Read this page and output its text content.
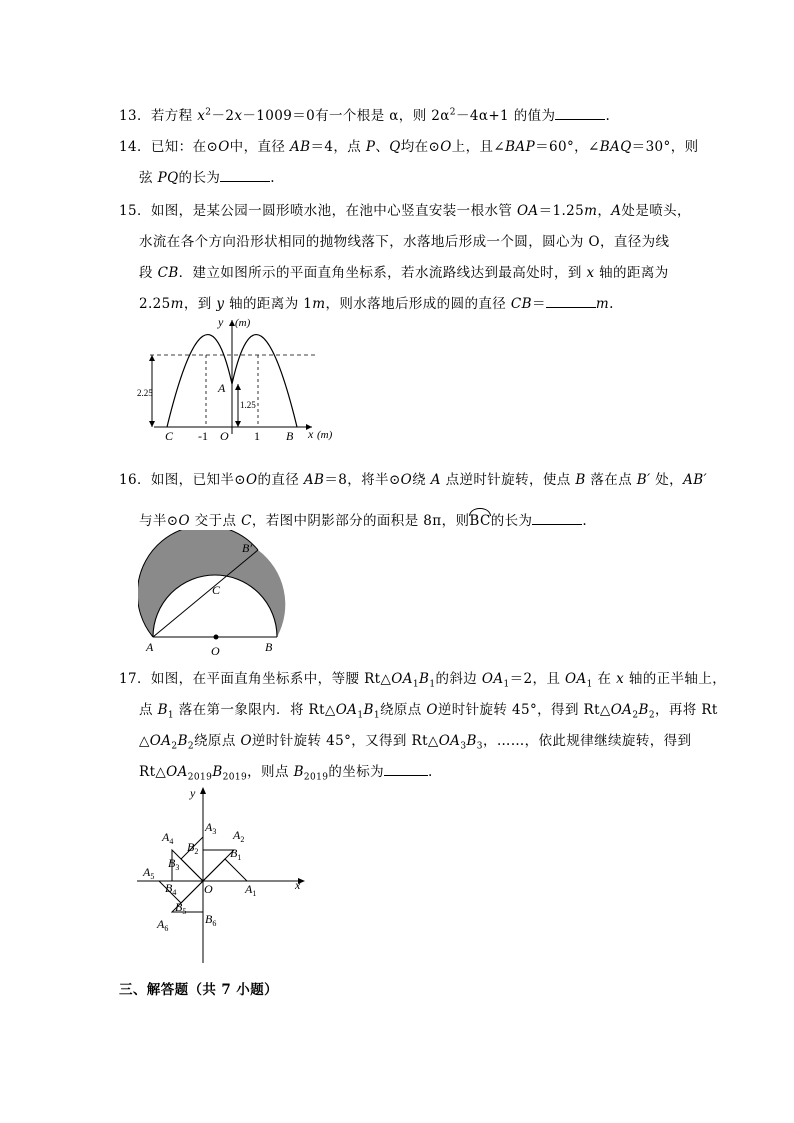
13．若方程 $x^2-2x-1009=0$有一个根是 α，则 $2\alpha^2-4\alpha+1$ 的值为	.
14．已知：在⊙O中，直径 AB＝4，点 P、Q均在⊙O上，且∠BAP＝60°，∠BAQ＝30°，则
弦 PQ的长为	.
15．如图，是某公园一圆形喷水池，在池中心竖直安装一根水管 OA＝1.25m，A处是喷头，
水流在各个方向沿形状相同的抛物线落下，水落地后形成一个圆，圆心为 O，直径为线
段 CB．建立如图所示的平面直角坐标系，若水流路线达到最高处时，到 x 轴的距离为
2.25m，到 y 轴的距离为 1m，则水落地后形成的圆的直径 CB＝	m.
y (m)
x (m)
2.25
1.25
A
C -1 O 1 B
16．如图，已知半⊙O的直径 AB＝8，将半⊙O绕 A 点逆时针旋转，使点 B 落在点 B′ 处，AB′
与半⊙O 交于点 C，若图中阴影部分的面积是 8π，则
BC的长为	.
A	B
B′
C
O
17．如图，在平面直角坐标系中，等腰 $Rt\triangle OA_1B_1$的斜边 $OA_1=2$，且 $OA_1$ 在 x 轴的正半轴上，
点 $B_1$ 落在第一象限内．将 $Rt\triangle OA_1B_1$绕原点 O逆时针旋转 45°，得到 $Rt\triangle OA_2B_2$，再将 Rt
$\triangle OA_2B_2$绕原点 O逆时针旋转 45°，又得到 $Rt\triangle OA_3B_3$，……，依此规律继续旋转，得到
$Rt\triangle OA_{2019}B_{2019}$，则点 $B_{2019}$的坐标为	.
y
x
O	$A_1$
$B_1$
$A_2$
$B_2$
$A_3$
$B_3$
$A_4$
$B_4$
$A_5$
$B_5$
$A_6$
$B_6$
三、解答题（共 7 小题）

________

Exercise prompt:
Restate each line of the records exactly; pictures do not belong in the copy.

Written answer:
Read this page and output its text content.
13．若方程 $x^2-2x-1009=0$有一个根是 α，则 $2\alpha^2-4\alpha+1$ 的值为	.
14．已知：在⊙O中，直径 AB＝4，点 P、Q均在⊙O上，且∠BAP＝60°，∠BAQ＝30°，则
弦 PQ的长为	.
15．如图，是某公园一圆形喷水池，在池中心竖直安装一根水管 OA＝1.25m，A处是喷头，
水流在各个方向沿形状相同的抛物线落下，水落地后形成一个圆，圆心为 O，直径为线
段 CB．建立如图所示的平面直角坐标系，若水流路线达到最高处时，到 x 轴的距离为
2.25m，到 y 轴的距离为 1m，则水落地后形成的圆的直径 CB＝	m.
y (m)
x (m)
2.25
1.25
A
C -1 O 1 B
16．如图，已知半⊙O的直径 AB＝8，将半⊙O绕 A 点逆时针旋转，使点 B 落在点 B′ 处，AB′
与半⊙O 交于点 C，若图中阴影部分的面积是 8π，则
BC的长为	.
A	B
B′
C
O
17．如图，在平面直角坐标系中，等腰 $Rt\triangle OA_1B_1$的斜边 $OA_1=2$，且 $OA_1$ 在 x 轴的正半轴上，
点 $B_1$ 落在第一象限内．将 $Rt\triangle OA_1B_1$绕原点 O逆时针旋转 45°，得到 $Rt\triangle OA_2B_2$，再将 Rt
$\triangle OA_2B_2$绕原点 O逆时针旋转 45°，又得到 $Rt\triangle OA_3B_3$，……，依此规律继续旋转，得到
$Rt\triangle OA_{2019}B_{2019}$，则点 $B_{2019}$的坐标为	.
y
x
O	$A_1$
$B_1$
$A_2$
$B_2$
$A_3$
$B_3$
$A_4$
$B_4$
$A_5$
$B_5$
$A_6$
$B_6$
三、解答题（共 7 小题）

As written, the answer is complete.